Goal: Repeat every record below exactly as it appears.
## BEGIN
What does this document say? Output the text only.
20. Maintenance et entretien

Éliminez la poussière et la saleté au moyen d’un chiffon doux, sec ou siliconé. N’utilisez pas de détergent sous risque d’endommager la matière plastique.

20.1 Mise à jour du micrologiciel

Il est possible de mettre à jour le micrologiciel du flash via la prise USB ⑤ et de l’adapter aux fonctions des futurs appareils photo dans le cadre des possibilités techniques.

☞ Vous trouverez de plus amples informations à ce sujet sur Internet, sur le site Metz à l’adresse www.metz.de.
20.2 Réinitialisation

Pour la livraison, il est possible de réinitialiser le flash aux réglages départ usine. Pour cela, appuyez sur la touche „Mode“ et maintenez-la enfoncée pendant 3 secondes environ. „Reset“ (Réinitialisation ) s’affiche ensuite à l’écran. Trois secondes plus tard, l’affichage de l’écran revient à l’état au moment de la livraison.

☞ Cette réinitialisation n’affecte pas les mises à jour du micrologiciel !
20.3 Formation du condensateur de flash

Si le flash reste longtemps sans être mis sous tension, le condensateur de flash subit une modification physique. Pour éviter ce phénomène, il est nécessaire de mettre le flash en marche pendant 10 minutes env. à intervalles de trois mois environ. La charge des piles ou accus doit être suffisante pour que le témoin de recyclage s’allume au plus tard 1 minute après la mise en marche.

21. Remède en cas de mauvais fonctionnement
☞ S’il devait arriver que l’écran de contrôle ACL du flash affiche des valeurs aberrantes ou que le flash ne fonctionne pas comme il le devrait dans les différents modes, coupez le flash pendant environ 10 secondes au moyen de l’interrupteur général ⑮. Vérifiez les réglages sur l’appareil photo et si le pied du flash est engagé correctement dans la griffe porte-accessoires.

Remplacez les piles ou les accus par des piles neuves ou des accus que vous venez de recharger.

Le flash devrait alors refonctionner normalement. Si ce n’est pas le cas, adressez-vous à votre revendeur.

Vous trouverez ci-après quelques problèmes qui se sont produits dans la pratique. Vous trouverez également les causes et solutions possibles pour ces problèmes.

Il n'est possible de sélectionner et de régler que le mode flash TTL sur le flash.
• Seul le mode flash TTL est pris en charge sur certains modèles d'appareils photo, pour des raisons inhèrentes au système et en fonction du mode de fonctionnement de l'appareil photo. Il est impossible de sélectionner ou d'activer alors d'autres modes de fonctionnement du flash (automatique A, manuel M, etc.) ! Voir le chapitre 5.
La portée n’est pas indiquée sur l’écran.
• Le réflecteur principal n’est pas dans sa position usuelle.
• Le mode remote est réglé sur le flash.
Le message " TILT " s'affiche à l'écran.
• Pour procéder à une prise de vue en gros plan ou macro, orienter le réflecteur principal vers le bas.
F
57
## END
Output of the task:
What does this document say? Output the text only.
20. Maintenance et entretien

Éliminez la poussière et la saleté au moyen d’un chiffon doux, sec ou siliconé. N’utilisez pas de détergent sous risque d’endommager la matière plastique.

20.1 Mise à jour du micrologiciel

Il est possible de mettre à jour le micrologiciel du flash via la prise USB ⑤ et de l’adapter aux fonctions des futurs appareils photo dans le cadre des possibilités techniques.

☞ Vous trouverez de plus amples informations à ce sujet sur Internet, sur le site Metz à l’adresse www.metz.de.
20.2 Réinitialisation

Pour la livraison, il est possible de réinitialiser le flash aux réglages départ usine. Pour cela, appuyez sur la touche „Mode“ et maintenez-la enfoncée pendant 3 secondes environ. „Reset“ (Réinitialisation ) s’affiche ensuite à l’écran. Trois secondes plus tard, l’affichage de l’écran revient à l’état au moment de la livraison.

☞ Cette réinitialisation n’affecte pas les mises à jour du micrologiciel !
20.3 Formation du condensateur de flash

Si le flash reste longtemps sans être mis sous tension, le condensateur de flash subit une modification physique. Pour éviter ce phénomène, il est nécessaire de mettre le flash en marche pendant 10 minutes env. à intervalles de trois mois environ. La charge des piles ou accus doit être suffisante pour que le témoin de recyclage s’allume au plus tard 1 minute après la mise en marche.

21. Remède en cas de mauvais fonctionnement
☞ S’il devait arriver que l’écran de contrôle ACL du flash affiche des valeurs aberrantes ou que le flash ne fonctionne pas comme il le devrait dans les différents modes, coupez le flash pendant environ 10 secondes au moyen de l’interrupteur général ⑮. Vérifiez les réglages sur l’appareil photo et si le pied du flash est engagé correctement dans la griffe porte-accessoires.

Remplacez les piles ou les accus par des piles neuves ou des accus que vous venez de recharger.

Le flash devrait alors refonctionner normalement. Si ce n’est pas le cas, adressez-vous à votre revendeur.

Vous trouverez ci-après quelques problèmes qui se sont produits dans la pratique. Vous trouverez également les causes et solutions possibles pour ces problèmes.

Il n'est possible de sélectionner et de régler que le mode flash TTL sur le flash.
• Seul le mode flash TTL est pris en charge sur certains modèles d'appareils photo, pour des raisons inhèrentes au système et en fonction du mode de fonctionnement de l'appareil photo. Il est impossible de sélectionner ou d'activer alors d'autres modes de fonctionnement du flash (automatique A, manuel M, etc.) ! Voir le chapitre 5.
La portée n’est pas indiquée sur l’écran.
• Le réflecteur principal n’est pas dans sa position usuelle.
• Le mode remote est réglé sur le flash.
Le message " TILT " s'affiche à l'écran.
• Pour procéder à une prise de vue en gros plan ou macro, orienter le réflecteur principal vers le bas.
F
57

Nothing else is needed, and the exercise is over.